**Written instruction:** Please recast the entries as a Markdown table with the columns Row and Line, starting at the first line and ending at the line containing "list UI elements", both included. Number each line in order and leave out blank lines.

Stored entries

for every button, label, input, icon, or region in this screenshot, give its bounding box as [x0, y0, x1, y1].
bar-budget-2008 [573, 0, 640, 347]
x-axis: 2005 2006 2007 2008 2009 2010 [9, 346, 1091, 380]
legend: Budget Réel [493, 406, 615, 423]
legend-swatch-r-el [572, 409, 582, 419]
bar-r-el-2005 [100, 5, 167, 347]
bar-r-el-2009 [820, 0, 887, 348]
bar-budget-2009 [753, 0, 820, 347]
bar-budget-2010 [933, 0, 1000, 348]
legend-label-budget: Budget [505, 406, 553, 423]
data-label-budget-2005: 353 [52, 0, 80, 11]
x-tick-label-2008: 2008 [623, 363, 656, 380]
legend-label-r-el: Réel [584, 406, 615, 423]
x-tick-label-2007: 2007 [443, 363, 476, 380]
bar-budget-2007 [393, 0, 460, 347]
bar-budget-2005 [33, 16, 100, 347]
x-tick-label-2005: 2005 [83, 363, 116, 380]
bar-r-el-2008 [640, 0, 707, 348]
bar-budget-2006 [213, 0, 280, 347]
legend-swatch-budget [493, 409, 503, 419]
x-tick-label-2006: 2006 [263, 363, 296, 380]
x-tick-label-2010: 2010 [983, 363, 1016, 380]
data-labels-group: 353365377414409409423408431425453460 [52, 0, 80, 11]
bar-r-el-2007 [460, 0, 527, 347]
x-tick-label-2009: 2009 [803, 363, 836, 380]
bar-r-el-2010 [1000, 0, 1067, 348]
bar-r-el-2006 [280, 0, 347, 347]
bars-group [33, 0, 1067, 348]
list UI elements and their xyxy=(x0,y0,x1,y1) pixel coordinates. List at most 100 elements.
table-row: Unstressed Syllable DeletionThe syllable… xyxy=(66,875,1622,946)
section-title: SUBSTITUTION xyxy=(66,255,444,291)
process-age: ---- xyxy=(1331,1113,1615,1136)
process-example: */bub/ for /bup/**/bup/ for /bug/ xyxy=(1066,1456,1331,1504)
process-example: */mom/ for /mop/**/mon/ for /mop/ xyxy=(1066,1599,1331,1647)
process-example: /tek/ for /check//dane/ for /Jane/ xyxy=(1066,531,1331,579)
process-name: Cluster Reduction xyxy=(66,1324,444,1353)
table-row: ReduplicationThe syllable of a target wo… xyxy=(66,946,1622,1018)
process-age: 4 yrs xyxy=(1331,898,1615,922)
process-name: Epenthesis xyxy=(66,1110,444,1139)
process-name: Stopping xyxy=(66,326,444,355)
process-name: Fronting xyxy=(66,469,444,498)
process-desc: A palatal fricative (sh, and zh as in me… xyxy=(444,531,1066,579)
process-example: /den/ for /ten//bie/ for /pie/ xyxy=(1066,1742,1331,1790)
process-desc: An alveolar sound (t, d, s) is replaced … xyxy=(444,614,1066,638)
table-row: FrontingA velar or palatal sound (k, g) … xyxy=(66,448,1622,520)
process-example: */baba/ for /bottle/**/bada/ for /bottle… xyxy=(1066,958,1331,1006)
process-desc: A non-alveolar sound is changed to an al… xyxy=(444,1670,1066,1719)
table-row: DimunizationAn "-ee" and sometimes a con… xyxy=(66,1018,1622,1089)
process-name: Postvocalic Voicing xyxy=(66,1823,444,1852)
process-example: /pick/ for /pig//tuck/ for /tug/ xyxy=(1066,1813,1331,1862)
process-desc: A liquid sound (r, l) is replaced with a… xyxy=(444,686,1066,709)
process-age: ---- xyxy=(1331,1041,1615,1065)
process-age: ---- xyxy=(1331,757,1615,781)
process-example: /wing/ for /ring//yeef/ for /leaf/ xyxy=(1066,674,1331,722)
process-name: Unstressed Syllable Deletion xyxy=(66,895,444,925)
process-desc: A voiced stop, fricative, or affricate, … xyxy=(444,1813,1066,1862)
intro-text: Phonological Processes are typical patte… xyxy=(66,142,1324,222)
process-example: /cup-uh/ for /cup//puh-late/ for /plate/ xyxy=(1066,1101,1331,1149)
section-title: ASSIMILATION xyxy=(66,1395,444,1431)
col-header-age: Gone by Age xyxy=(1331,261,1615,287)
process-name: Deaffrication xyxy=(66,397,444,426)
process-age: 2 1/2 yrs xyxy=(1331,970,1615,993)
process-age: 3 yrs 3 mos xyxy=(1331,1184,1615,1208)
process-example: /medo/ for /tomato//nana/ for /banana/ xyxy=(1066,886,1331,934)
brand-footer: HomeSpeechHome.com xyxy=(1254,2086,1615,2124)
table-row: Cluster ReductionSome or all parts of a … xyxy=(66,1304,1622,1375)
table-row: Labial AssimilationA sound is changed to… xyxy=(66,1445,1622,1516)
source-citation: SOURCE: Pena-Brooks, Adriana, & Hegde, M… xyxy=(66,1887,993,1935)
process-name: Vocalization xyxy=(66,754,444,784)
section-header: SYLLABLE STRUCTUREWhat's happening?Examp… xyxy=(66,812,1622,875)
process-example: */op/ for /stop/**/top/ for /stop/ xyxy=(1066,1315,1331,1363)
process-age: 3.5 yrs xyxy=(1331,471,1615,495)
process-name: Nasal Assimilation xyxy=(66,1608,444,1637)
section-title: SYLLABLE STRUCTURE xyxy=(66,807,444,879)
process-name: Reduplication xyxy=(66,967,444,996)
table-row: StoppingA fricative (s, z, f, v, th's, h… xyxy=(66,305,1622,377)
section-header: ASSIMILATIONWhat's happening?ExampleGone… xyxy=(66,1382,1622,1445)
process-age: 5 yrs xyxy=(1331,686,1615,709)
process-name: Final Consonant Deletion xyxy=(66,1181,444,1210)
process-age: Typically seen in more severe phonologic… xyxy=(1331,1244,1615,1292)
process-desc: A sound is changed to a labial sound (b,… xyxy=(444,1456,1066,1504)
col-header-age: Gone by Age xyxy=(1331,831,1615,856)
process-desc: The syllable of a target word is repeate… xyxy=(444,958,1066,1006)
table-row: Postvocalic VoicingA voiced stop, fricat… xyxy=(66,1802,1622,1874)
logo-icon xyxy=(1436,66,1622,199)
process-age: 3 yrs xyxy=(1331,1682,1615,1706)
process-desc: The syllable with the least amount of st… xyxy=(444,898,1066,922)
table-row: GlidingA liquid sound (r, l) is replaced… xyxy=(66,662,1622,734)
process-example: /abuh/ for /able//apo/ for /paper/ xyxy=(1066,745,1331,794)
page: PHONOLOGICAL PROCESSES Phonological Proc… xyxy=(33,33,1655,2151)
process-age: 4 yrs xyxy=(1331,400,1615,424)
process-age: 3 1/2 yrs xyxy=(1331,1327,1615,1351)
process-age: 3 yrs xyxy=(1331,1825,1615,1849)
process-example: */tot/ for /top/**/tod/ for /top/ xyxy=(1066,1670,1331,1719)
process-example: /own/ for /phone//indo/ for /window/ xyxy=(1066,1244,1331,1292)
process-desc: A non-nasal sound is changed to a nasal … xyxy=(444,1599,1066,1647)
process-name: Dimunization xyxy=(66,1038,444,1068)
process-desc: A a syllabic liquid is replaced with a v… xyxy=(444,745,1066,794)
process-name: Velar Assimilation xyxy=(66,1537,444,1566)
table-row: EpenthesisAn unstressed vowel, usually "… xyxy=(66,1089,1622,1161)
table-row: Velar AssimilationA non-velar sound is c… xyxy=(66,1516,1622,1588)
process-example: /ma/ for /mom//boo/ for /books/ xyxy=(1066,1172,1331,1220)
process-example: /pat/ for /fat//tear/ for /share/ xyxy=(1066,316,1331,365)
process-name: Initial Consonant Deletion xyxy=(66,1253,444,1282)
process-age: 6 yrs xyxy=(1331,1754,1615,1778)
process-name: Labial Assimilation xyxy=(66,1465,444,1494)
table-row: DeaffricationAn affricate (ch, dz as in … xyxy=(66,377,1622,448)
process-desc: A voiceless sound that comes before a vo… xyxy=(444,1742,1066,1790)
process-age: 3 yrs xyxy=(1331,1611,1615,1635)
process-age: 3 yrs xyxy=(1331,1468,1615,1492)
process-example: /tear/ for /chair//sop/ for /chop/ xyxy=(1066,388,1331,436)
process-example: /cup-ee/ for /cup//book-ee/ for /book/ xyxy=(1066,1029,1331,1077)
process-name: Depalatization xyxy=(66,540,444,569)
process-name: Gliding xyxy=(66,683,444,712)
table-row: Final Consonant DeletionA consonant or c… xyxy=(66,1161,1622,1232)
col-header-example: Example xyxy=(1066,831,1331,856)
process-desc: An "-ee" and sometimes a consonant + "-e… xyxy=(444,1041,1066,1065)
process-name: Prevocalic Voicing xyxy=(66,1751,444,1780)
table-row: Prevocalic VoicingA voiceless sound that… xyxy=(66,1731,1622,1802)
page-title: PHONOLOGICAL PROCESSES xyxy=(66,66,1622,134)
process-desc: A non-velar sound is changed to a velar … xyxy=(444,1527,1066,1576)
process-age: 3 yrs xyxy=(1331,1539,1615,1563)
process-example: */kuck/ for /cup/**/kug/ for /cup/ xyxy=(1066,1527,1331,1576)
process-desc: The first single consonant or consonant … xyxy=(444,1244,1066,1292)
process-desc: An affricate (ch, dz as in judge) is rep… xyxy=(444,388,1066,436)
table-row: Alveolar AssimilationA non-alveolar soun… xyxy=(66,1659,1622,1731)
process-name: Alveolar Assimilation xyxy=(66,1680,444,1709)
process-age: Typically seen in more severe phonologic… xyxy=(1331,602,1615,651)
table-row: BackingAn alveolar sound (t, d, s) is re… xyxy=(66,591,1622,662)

**Task output:**
| Row | Line |
|---|---|
| 1 | for every button, label, input, icon, or region in this screenshot, give its bounding box as [x0, y0, x1, y1]. |
| 2 | bar-budget-2008 [573, 0, 640, 347] |
| 3 | x-axis: 2005 2006 2007 2008 2009 2010 [9, 346, 1091, 380] |
| 4 | legend: Budget Réel [493, 406, 615, 423] |
| 5 | legend-swatch-r-el [572, 409, 582, 419] |
| 6 | bar-r-el-2005 [100, 5, 167, 347] |
| 7 | bar-r-el-2009 [820, 0, 887, 348] |
| 8 | bar-budget-2009 [753, 0, 820, 347] |
| 9 | bar-budget-2010 [933, 0, 1000, 348] |
| 10 | legend-label-budget: Budget [505, 406, 553, 423] |
| 11 | data-label-budget-2005: 353 [52, 0, 80, 11] |
| 12 | x-tick-label-2008: 2008 [623, 363, 656, 380] |
| 13 | legend-label-r-el: Réel [584, 406, 615, 423] |
| 14 | x-tick-label-2007: 2007 [443, 363, 476, 380] |
| 15 | bar-budget-2007 [393, 0, 460, 347] |
| 16 | bar-budget-2005 [33, 16, 100, 347] |
| 17 | x-tick-label-2005: 2005 [83, 363, 116, 380] |
| 18 | bar-r-el-2008 [640, 0, 707, 348] |
| 19 | bar-budget-2006 [213, 0, 280, 347] |
| 20 | legend-swatch-budget [493, 409, 503, 419] |
| 21 | x-tick-label-2006: 2006 [263, 363, 296, 380] |
| 22 | x-tick-label-2010: 2010 [983, 363, 1016, 380] |
| 23 | data-labels-group: 353365377414409409423408431425453460 [52, 0, 80, 11] |
| 24 | bar-r-el-2007 [460, 0, 527, 347] |
| 25 | x-tick-label-2009: 2009 [803, 363, 836, 380] |
| 26 | bar-r-el-2010 [1000, 0, 1067, 348] |
| 27 | bar-r-el-2006 [280, 0, 347, 347] |
| 28 | bars-group [33, 0, 1067, 348] |
| 29 | list UI elements and their xyxy=(x0,y0,x1,y1) pixel coordinates. List at most 100 elements. |